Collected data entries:
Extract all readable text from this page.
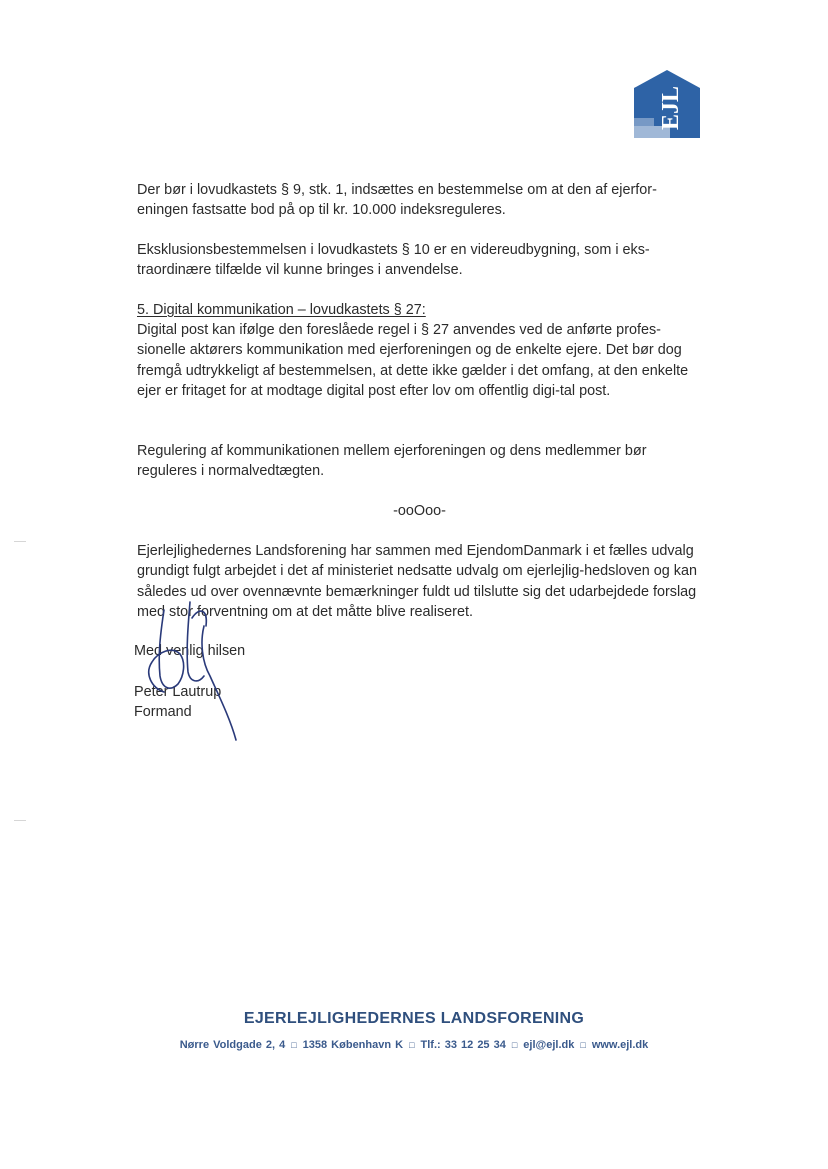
EJL

Der bør i lovudkastets § 9, stk. 1, indsættes en bestemmelse om at den af ejerfor-eningen fastsatte bod på op til kr. 10.000 indeksreguleres.

Eksklusionsbestemmelsen i lovudkastets § 10 er en videreudbygning, som i eks-traordinære tilfælde vil kunne bringes i anvendelse.

5. Digital kommunikation – lovudkastets § 27:

Digital post kan ifølge den foreslåede regel i § 27 anvendes ved de anførte profes-sionelle aktørers kommunikation med ejerforeningen og de enkelte ejere. Det bør dog fremgå udtrykkeligt af bestemmelsen, at dette ikke gælder i det omfang, at den enkelte ejer er fritaget for at modtage digital post efter lov om offentlig digi-tal post.

Regulering af kommunikationen mellem ejerforeningen og dens medlemmer bør reguleres i normalvedtægten.

-ooOoo-

Ejerlejlighedernes Landsforening har sammen med EjendomDanmark i et fælles udvalg grundigt fulgt arbejdet i det af ministeriet nedsatte udvalg om ejerlejlig-hedsloven og kan således ud over ovennævnte bemærkninger fuldt ud tilslutte sig det udarbejdede forslag med stor forventning om at det måtte blive realiseret.

Med venlig hilsen
Peter Lautrup
Formand
EJERLEJLIGHEDERNES LANDSFORENING
Nørre Voldgade 2, 4 □ 1358 København K □ Tlf.: 33 12 25 34 □ ejl@ejl.dk □ www.ejl.dk
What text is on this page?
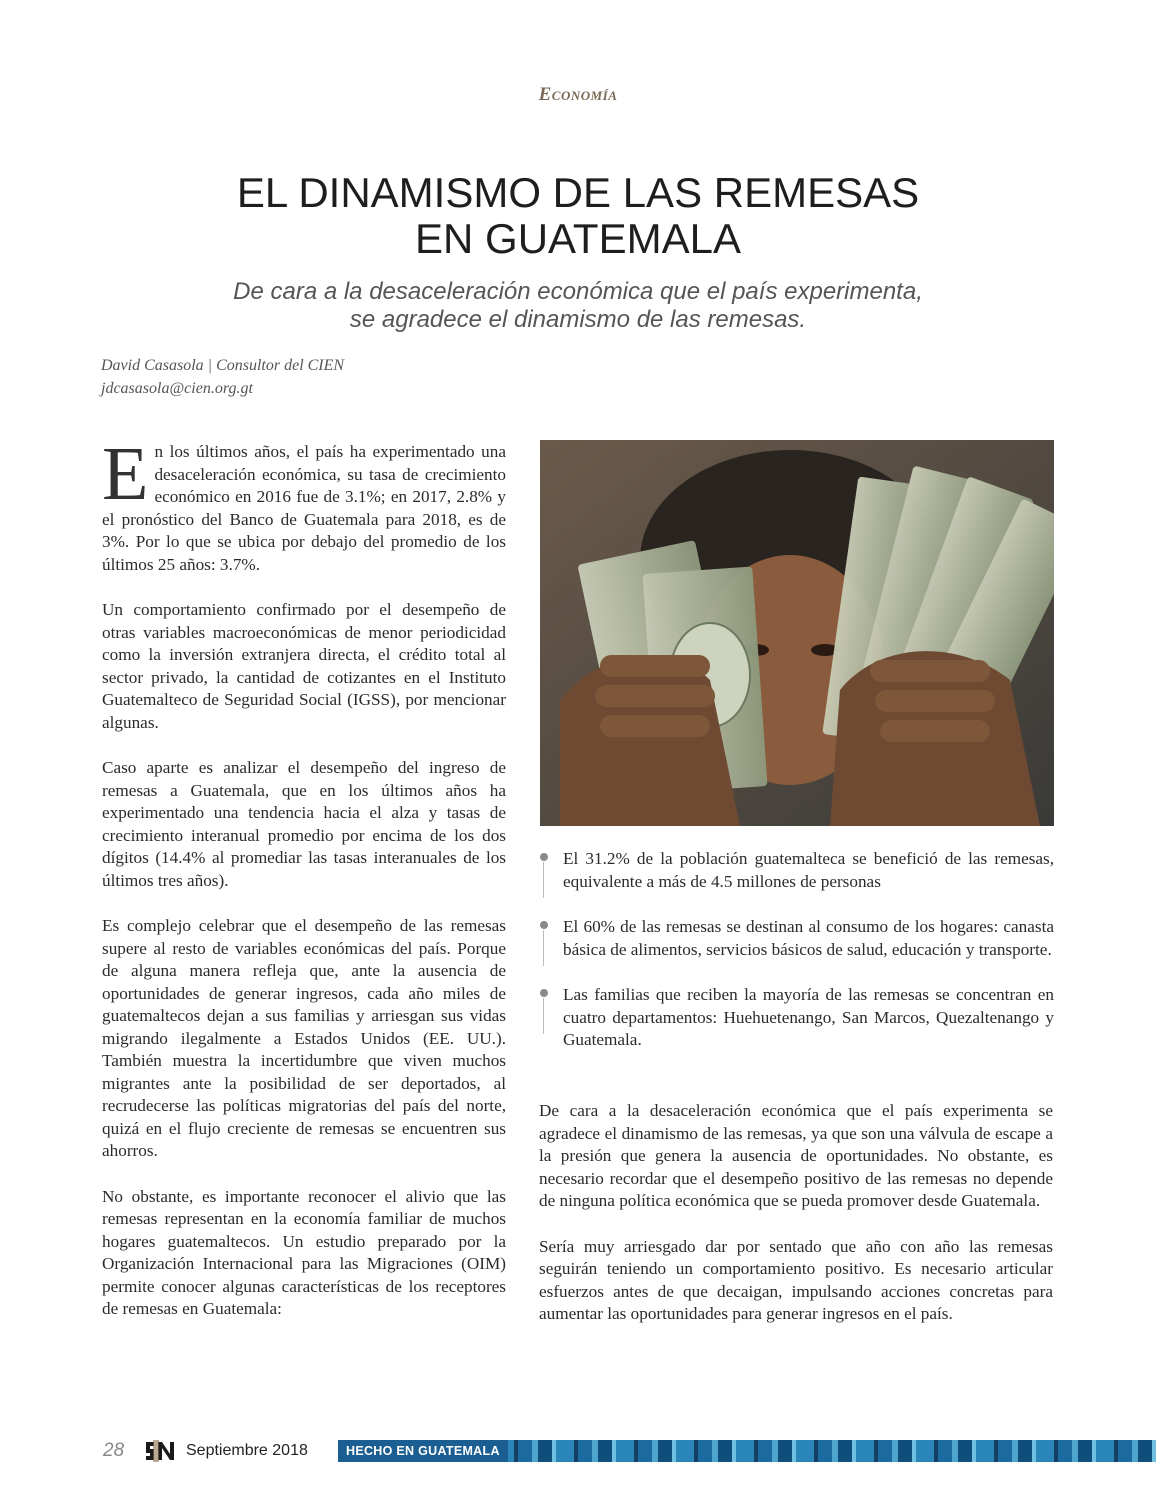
Economía
EL DINAMISMO DE LAS REMESAS
EN GUATEMALA

De cara a la desaceleración económica que el país experimenta,
se agradece el dinamismo de las remesas.

David Casasola | Consultor del CIEN
jdcasasola@cien.org.gt

En los últimos años, el país ha experimentado una desaceleración económica, su tasa de crecimiento económico en 2016 fue de 3.1%; en 2017, 2.8% y el pronóstico del Banco de Guatemala para 2018, es de 3%. Por lo que se ubica por debajo del promedio de los últimos 25 años: 3.7%.

Un comportamiento confirmado por el desempeño de otras variables macroeconómicas de menor periodicidad como la inversión extranjera directa, el crédito total al sector privado, la cantidad de cotizantes en el Instituto Guatemalteco de Seguridad Social (IGSS), por mencionar algunas.

Caso aparte es analizar el desempeño del ingreso de remesas a Guatemala, que en los últimos años ha experimentado una tendencia hacia el alza y tasas de crecimiento interanual promedio por encima de los dos dígitos (14.4% al promediar las tasas interanuales de los últimos tres años).

Es complejo celebrar que el desempeño de las remesas supere al resto de variables económicas del país. Porque de alguna manera refleja que, ante la ausencia de oportunidades de generar ingresos, cada año miles de guatemaltecos dejan a sus familias y arriesgan sus vidas migrando ilegalmente a Estados Unidos (EE. UU.). También muestra la incertidumbre que viven muchos migrantes ante la posibilidad de ser deportados, al recrudecerse las políticas migratorias del país del norte, quizá en el flujo creciente de remesas se encuentren sus ahorros.

No obstante, es importante reconocer el alivio que las remesas representan en la economía familiar de muchos hogares guatemaltecos. Un estudio preparado por la Organización Internacional para las Migraciones (OIM) permite conocer algunas características de los receptores de remesas en Guatemala:

El 31.2% de la población guatemalteca se benefició de las remesas, equivalente a más de 4.5 millones de personas
El 60% de las remesas se destinan al consumo de los hogares: canasta básica de alimentos, servicios básicos de salud, educación y transporte.
Las familias que reciben la mayoría de las remesas se concentran en cuatro departamentos: Huehuetenango, San Marcos, Quezaltenango y Guatemala.

De cara a la desaceleración económica que el país experimenta se agradece el dinamismo de las remesas, ya que son una válvula de escape a la presión que genera la ausencia de oportunidades. No obstante, es necesario recordar que el desempeño positivo de las remesas no depende de ninguna política económica que se pueda promover desde Guatemala.

Sería muy arriesgado dar por sentado que año con año las remesas seguirán teniendo un comportamiento positivo. Es necesario articular esfuerzos antes de que decaigan, impulsando acciones concretas para aumentar las oportunidades para generar ingresos en el país.

28	Septiembre 2018	HECHO EN GUATEMALA
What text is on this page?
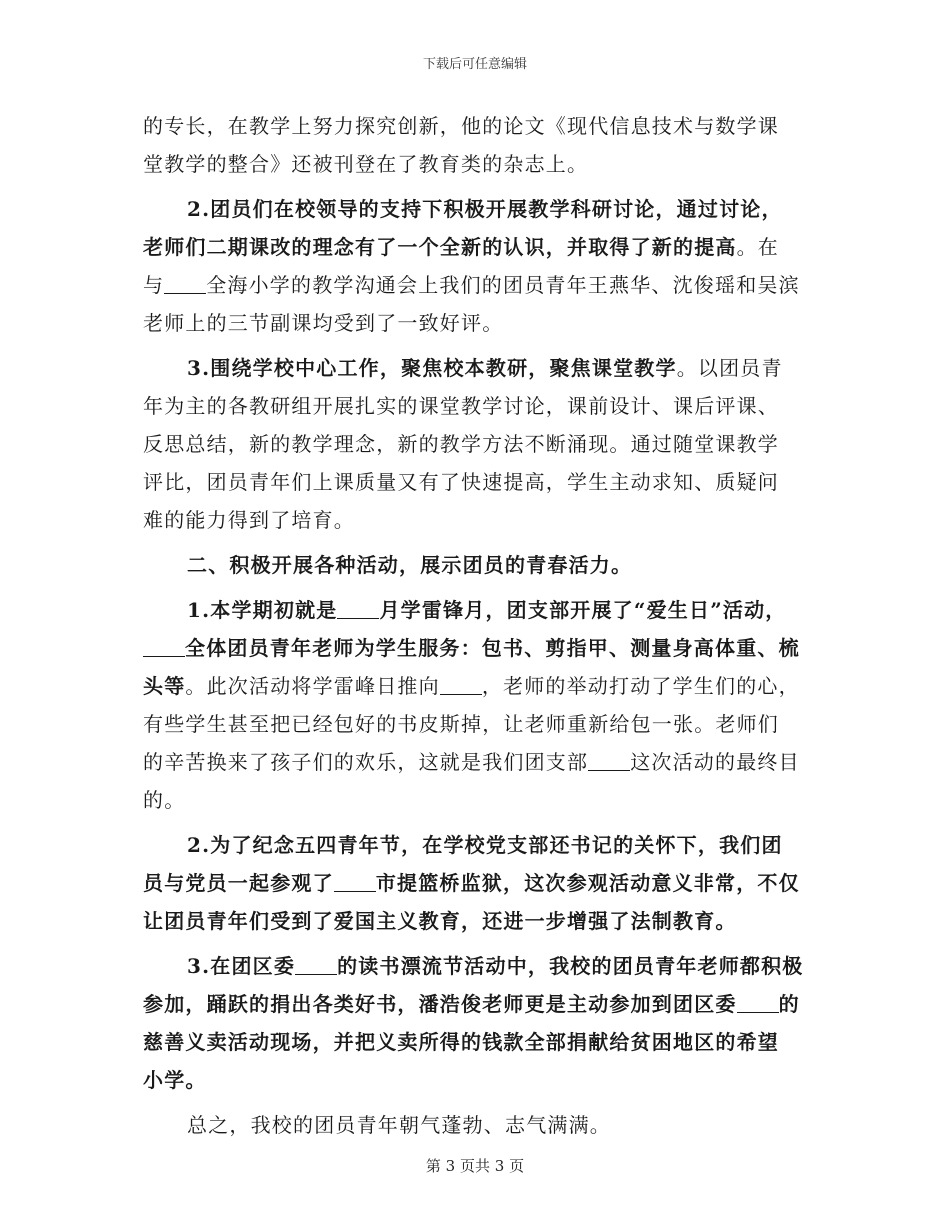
下载后可任意编辑
的专长，在教学上努力探究创新，他的论文《现代信息技术与数学课
堂教学的整合》还被刊登在了教育类的杂志上。
2.团员们在校领导的支持下积极开展教学科研讨论，通过讨论，
老师们二期课改的理念有了一个全新的认识，并取得了新的提高。在
与 全海小学的教学沟通会上我们的团员青年王燕华、沈俊瑶和吴滨
老师上的三节副课均受到了一致好评。
3.围绕学校中心工作，聚焦校本教研，聚焦课堂教学。以团员青
年为主的各教研组开展扎实的课堂教学讨论，课前设计、课后评课、
反思总结，新的教学理念，新的教学方法不断涌现。通过随堂课教学
评比，团员青年们上课质量又有了快速提高，学生主动求知、质疑问
难的能力得到了培育。
二、积极开展各种活动，展示团员的青春活力。
1.本学期初就是 月学雷锋月，团支部开展了“爱生日”活动，
全体团员青年老师为学生服务：包书、剪指甲、测量身高体重、梳
头等。此次活动将学雷峰日推向 ，老师的举动打动了学生们的心，
有些学生甚至把已经包好的书皮斯掉，让老师重新给包一张。老师们
的辛苦换来了孩子们的欢乐，这就是我们团支部 这次活动的最终目
的。
2.为了纪念五四青年节，在学校党支部还书记的关怀下，我们团
员与党员一起参观了 市提篮桥监狱，这次参观活动意义非常，不仅
让团员青年们受到了爱国主义教育，还进一步增强了法制教育。
3.在团区委 的读书漂流节活动中，我校的团员青年老师都积极
参加，踊跃的捐出各类好书，潘浩俊老师更是主动参加到团区委 的
慈善义卖活动现场，并把义卖所得的钱款全部捐献给贫困地区的希望
小学。
总之，我校的团员青年朝气蓬勃、志气满满。
第 3 页共 3 页
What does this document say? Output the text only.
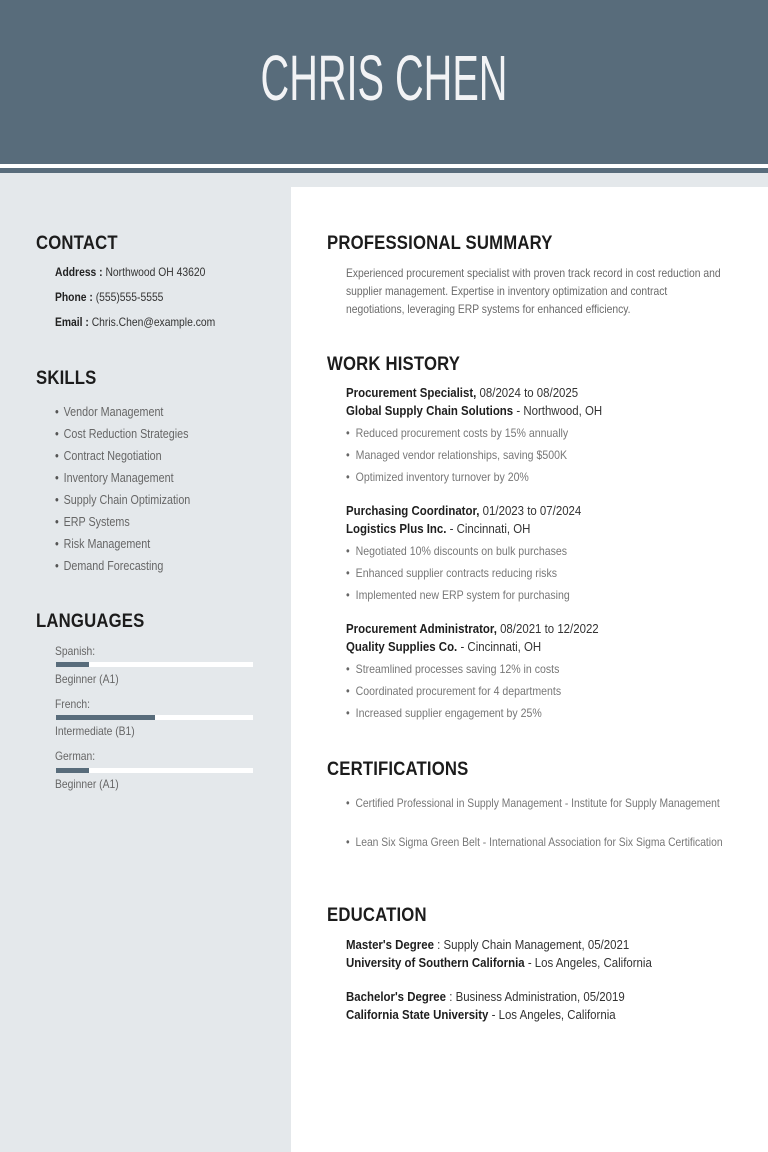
CHRIS CHEN
CONTACT
Address : Northwood OH 43620
Phone : (555)555-5555
Email : Chris.Chen@example.com
SKILLS
• Vendor Management
• Cost Reduction Strategies
• Contract Negotiation
• Inventory Management
• Supply Chain Optimization
• ERP Systems
• Risk Management
• Demand Forecasting
LANGUAGES
Spanish:
Beginner (A1)
French:
Intermediate (B1)
German:
Beginner (A1)
PROFESSIONAL SUMMARY
Experienced procurement specialist with proven track record in cost reduction and supplier management. Expertise in inventory optimization and contract negotiations, leveraging ERP systems for enhanced efficiency.
WORK HISTORY
Procurement Specialist, 08/2024 to 08/2025
Global Supply Chain Solutions - Northwood, OH
• Reduced procurement costs by 15% annually
• Managed vendor relationships, saving $500K
• Optimized inventory turnover by 20%
Purchasing Coordinator, 01/2023 to 07/2024
Logistics Plus Inc. - Cincinnati, OH
• Negotiated 10% discounts on bulk purchases
• Enhanced supplier contracts reducing risks
• Implemented new ERP system for purchasing
Procurement Administrator, 08/2021 to 12/2022
Quality Supplies Co. - Cincinnati, OH
• Streamlined processes saving 12% in costs
• Coordinated procurement for 4 departments
• Increased supplier engagement by 25%
CERTIFICATIONS
• Certified Professional in Supply Management - Institute for Supply Management
• Lean Six Sigma Green Belt - International Association for Six Sigma Certification
EDUCATION
Master's Degree : Supply Chain Management, 05/2021
University of Southern California - Los Angeles, California
Bachelor's Degree : Business Administration, 05/2019
California State University - Los Angeles, California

*Exercise directions*
Each line containing the word "Supply" counts once; say how many such lines there are, giving only the number.

*Correct response*
4